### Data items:
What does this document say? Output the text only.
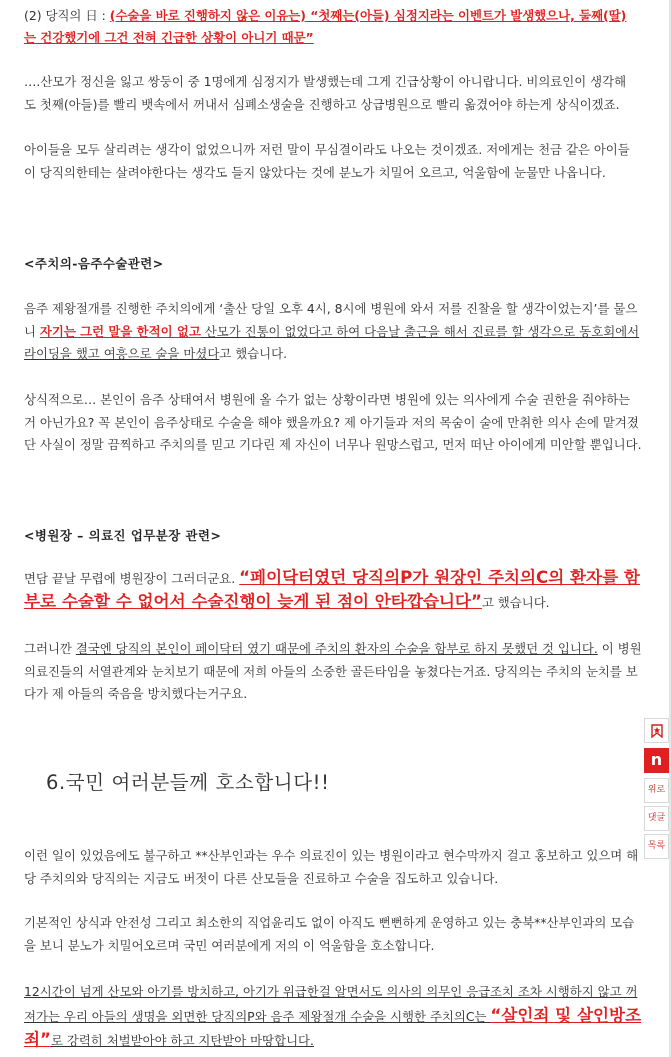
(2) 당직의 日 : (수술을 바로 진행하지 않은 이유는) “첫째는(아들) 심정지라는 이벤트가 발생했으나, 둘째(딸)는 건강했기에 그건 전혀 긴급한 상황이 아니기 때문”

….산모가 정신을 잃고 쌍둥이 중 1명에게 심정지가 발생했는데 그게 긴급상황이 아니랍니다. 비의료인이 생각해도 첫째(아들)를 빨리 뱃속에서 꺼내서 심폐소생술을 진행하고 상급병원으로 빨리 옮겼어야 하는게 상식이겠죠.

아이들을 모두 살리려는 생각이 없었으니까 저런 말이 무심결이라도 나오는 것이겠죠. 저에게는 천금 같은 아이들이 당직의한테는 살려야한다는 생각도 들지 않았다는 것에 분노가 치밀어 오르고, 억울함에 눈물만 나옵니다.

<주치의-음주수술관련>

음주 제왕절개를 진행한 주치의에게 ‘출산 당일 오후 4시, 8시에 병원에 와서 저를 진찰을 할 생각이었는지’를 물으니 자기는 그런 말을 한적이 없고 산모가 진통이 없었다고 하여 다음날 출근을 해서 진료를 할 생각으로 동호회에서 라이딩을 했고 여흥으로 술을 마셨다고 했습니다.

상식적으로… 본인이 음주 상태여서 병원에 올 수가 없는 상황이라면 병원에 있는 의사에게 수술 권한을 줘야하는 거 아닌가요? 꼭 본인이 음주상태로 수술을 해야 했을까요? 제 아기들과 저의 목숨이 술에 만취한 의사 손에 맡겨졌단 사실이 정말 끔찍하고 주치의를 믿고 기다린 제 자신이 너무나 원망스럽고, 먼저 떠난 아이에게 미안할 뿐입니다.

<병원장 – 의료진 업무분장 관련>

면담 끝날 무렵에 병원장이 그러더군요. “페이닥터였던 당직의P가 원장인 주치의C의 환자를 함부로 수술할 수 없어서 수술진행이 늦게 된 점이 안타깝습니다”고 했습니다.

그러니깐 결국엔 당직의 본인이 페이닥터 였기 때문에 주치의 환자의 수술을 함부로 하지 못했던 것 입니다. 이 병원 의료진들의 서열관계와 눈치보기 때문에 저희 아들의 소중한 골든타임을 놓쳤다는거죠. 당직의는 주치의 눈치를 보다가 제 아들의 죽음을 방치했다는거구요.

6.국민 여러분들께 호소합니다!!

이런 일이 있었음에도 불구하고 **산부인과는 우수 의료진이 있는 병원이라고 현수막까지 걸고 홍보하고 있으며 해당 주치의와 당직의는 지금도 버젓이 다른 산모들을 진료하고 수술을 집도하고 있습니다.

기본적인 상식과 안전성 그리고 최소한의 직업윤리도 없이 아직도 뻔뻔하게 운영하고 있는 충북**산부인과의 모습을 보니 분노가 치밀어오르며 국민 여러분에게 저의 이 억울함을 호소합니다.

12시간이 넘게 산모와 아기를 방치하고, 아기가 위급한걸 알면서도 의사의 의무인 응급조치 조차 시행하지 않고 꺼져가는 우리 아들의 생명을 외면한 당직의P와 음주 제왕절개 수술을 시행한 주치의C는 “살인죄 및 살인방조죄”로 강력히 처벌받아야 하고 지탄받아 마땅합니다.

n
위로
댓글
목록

---

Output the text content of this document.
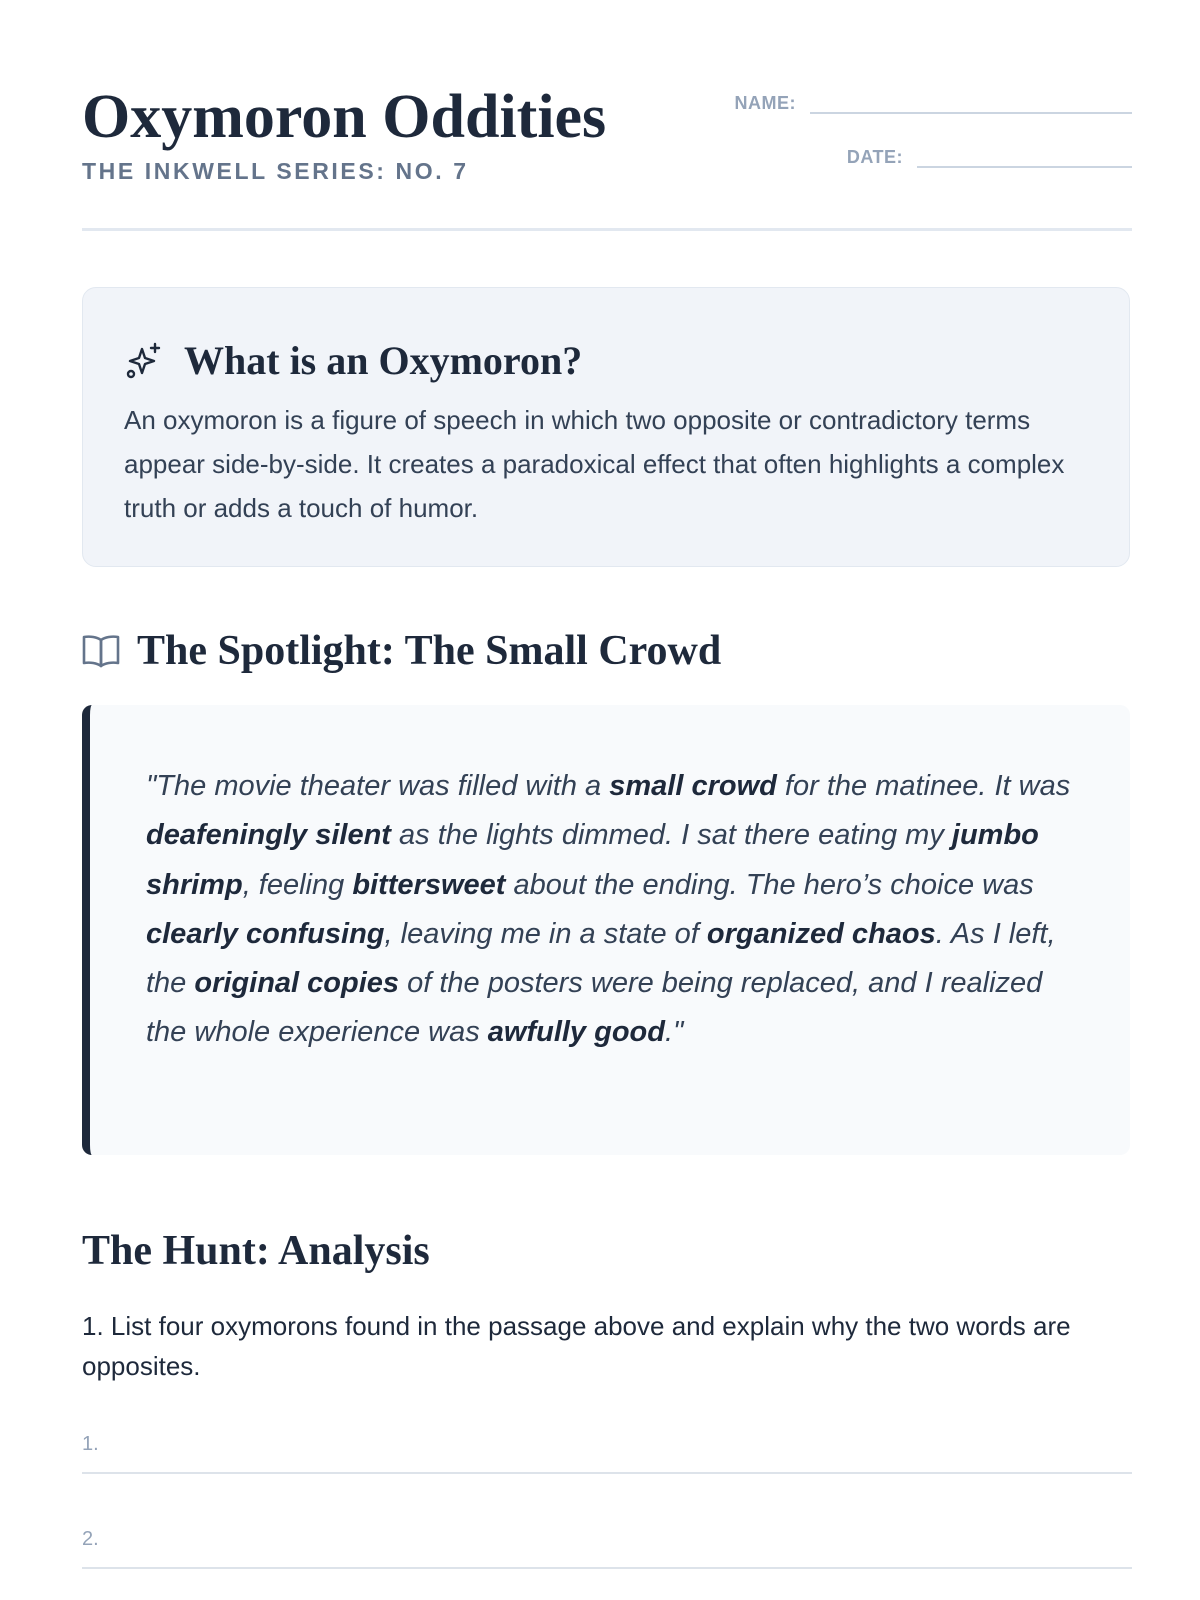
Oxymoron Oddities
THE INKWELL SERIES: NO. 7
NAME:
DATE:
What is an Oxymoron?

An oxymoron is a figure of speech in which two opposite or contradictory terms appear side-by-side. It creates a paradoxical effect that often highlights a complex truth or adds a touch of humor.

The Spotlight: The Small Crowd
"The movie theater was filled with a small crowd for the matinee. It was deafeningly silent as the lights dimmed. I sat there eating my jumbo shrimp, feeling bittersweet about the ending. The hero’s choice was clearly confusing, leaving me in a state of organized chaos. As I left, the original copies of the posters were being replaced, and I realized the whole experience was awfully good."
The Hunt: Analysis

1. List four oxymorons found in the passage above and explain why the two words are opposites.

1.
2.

### Exercise requirements:
Each line that has the word "호소합니다" counts once. How many such lines are in the data? Give the number alone.

### Response to the exercise:
2